start

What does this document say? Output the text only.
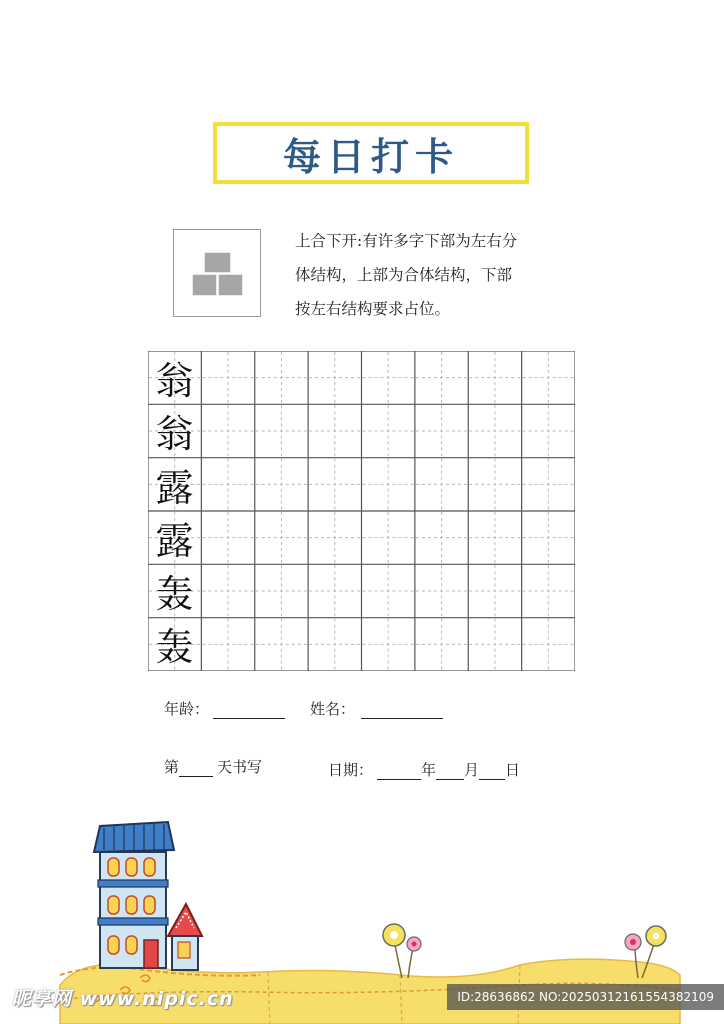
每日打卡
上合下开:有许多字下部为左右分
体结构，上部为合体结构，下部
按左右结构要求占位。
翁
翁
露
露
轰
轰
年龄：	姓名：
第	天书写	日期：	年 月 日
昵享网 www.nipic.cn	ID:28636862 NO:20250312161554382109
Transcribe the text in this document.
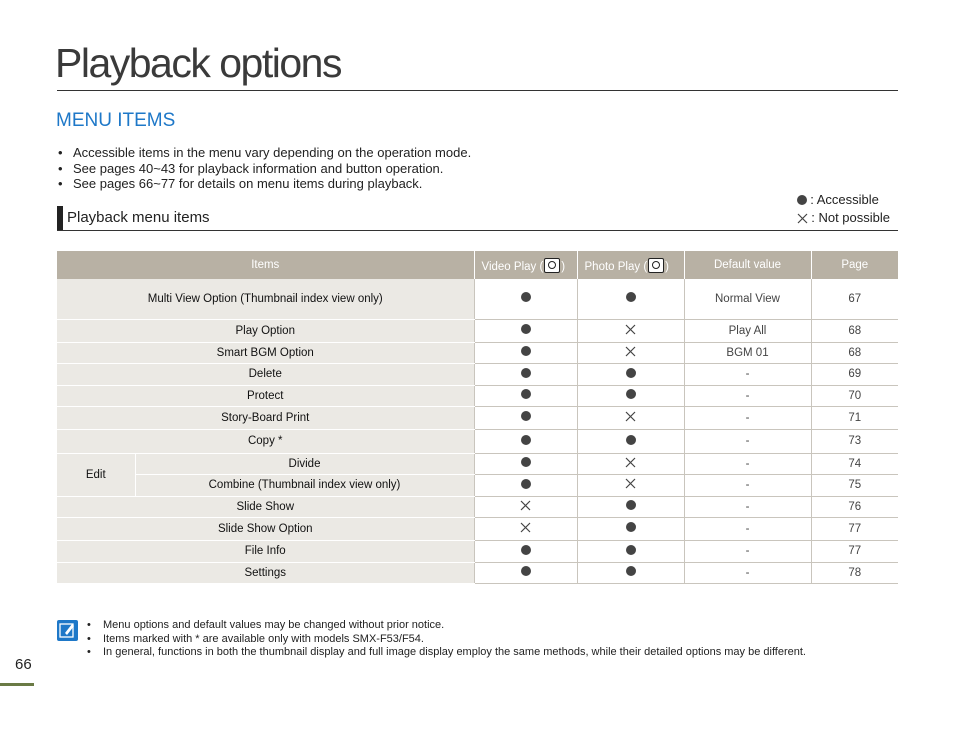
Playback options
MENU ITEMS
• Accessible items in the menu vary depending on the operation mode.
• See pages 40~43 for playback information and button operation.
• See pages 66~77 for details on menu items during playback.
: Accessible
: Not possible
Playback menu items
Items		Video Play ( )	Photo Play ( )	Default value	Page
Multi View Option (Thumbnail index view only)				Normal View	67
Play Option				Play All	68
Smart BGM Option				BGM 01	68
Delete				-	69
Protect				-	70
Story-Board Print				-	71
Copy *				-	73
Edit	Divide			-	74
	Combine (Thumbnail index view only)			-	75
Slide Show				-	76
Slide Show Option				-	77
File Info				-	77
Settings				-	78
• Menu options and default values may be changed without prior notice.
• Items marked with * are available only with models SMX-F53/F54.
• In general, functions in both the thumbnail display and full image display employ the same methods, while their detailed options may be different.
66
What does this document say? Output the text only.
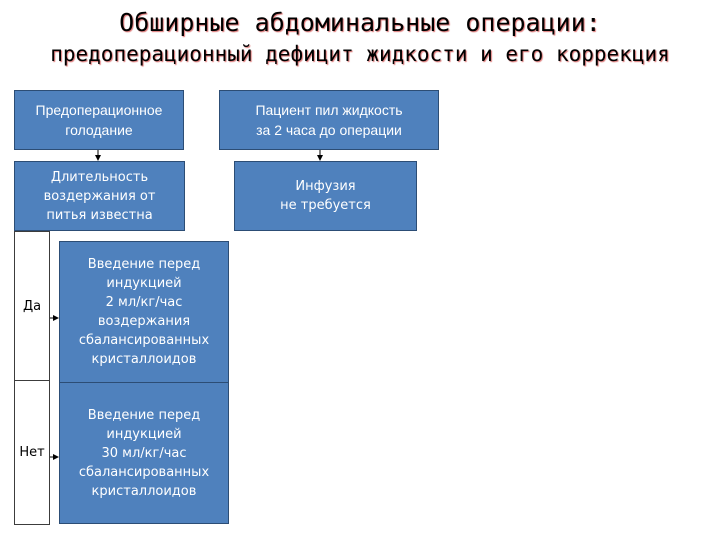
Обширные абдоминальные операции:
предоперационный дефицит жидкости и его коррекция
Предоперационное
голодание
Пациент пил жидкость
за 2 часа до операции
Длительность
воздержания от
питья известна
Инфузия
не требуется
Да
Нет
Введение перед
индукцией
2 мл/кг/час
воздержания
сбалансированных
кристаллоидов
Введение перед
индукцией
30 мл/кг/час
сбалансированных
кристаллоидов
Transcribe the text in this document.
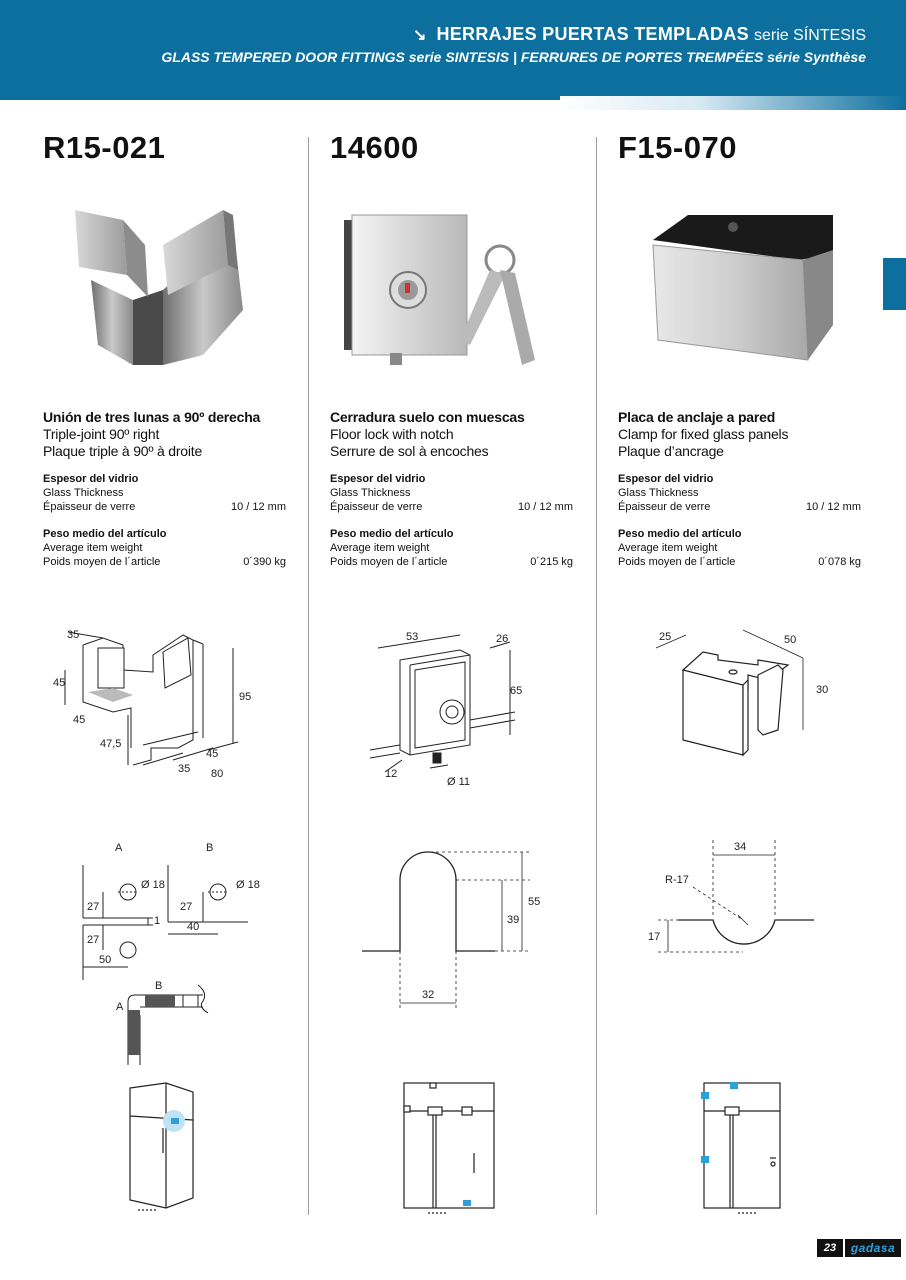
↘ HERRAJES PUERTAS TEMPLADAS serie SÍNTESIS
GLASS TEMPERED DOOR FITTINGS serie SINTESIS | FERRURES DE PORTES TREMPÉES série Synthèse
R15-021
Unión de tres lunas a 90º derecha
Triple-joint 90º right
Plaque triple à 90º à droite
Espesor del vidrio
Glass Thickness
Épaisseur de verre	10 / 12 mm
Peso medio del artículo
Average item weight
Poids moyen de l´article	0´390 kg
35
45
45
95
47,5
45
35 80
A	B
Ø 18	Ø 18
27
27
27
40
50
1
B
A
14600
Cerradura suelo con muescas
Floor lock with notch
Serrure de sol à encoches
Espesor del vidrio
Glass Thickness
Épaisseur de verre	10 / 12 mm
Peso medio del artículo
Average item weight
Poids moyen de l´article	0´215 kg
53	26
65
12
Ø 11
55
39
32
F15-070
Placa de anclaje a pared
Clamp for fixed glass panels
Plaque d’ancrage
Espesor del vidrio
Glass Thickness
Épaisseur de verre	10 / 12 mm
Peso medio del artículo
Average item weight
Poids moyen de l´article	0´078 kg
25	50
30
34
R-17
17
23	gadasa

end
start

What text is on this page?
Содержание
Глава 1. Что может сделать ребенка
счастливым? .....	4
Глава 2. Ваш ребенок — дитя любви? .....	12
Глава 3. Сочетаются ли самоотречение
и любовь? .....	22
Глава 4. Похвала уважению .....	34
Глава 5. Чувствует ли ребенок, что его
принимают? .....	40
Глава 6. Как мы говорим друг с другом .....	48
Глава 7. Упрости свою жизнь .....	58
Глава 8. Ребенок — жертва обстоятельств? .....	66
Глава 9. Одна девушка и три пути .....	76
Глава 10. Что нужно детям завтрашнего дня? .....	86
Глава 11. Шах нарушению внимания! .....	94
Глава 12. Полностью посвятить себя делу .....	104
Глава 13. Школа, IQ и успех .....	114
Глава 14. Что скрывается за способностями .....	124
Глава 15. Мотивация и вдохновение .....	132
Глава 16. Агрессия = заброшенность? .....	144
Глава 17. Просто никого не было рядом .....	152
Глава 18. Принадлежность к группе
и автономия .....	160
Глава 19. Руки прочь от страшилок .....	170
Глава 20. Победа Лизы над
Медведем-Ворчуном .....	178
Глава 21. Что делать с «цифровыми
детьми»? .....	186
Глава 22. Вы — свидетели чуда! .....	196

end
start

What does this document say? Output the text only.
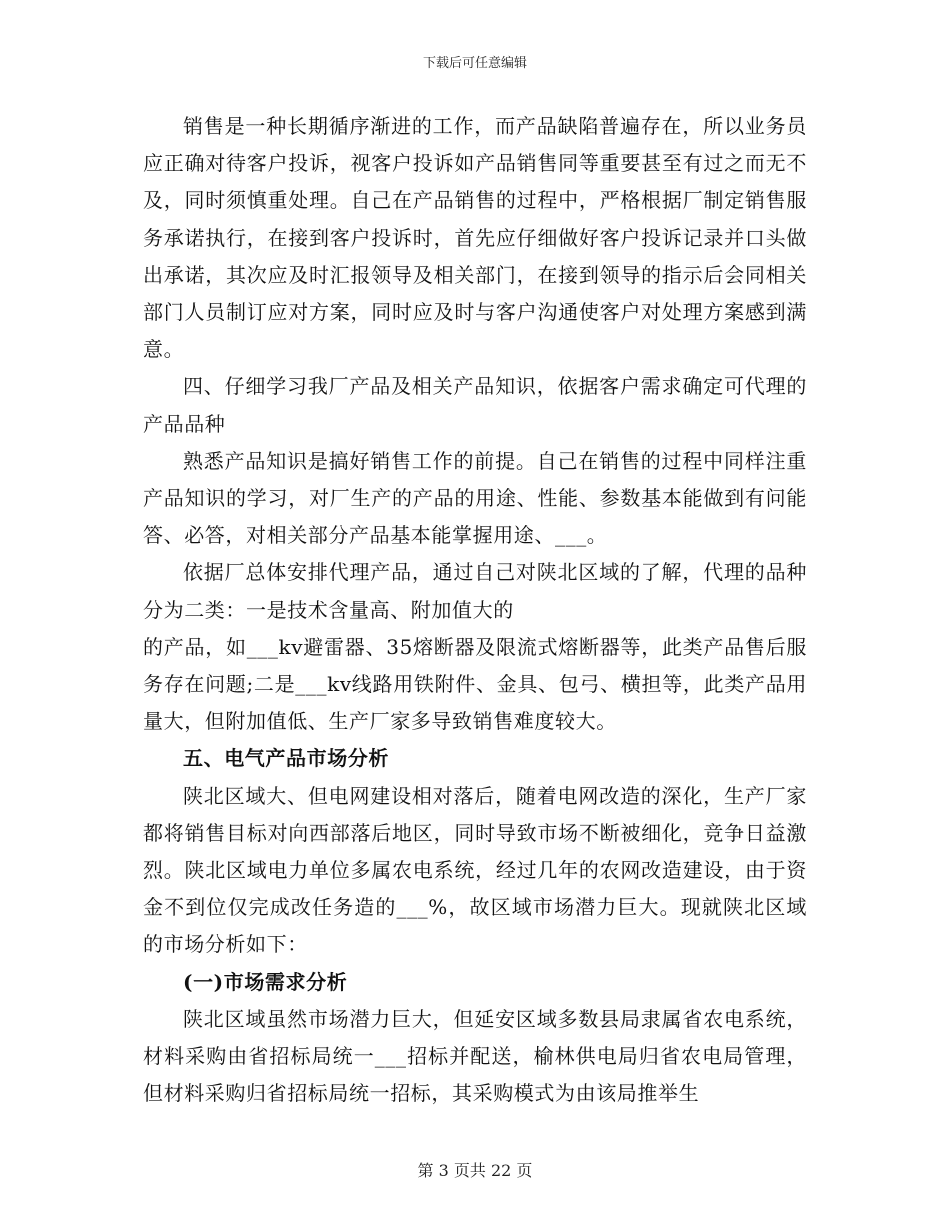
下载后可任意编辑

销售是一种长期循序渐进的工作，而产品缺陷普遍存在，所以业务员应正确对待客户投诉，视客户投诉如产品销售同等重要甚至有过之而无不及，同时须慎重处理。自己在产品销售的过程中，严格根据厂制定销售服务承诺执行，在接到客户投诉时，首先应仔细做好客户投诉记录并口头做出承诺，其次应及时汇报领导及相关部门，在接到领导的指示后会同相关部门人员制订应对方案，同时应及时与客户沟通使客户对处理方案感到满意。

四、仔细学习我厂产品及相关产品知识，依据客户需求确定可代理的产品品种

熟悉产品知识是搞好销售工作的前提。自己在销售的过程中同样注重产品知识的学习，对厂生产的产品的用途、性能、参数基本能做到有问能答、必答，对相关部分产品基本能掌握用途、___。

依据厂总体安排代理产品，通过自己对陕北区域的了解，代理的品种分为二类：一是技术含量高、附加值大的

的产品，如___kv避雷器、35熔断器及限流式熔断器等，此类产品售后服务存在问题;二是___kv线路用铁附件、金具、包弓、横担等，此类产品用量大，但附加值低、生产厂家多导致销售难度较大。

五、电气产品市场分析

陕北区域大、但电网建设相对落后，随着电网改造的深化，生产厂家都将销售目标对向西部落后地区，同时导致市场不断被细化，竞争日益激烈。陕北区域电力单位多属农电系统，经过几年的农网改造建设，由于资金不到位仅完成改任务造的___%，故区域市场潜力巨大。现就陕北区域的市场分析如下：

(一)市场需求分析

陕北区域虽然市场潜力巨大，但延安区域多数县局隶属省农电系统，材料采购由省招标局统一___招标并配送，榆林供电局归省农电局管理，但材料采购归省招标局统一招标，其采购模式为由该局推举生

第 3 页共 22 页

end

_Exercise task_
Filter for "операции". Return all lines that hold it.

_The result_
Обширные абдоминальные операции:
за 2 часа до операции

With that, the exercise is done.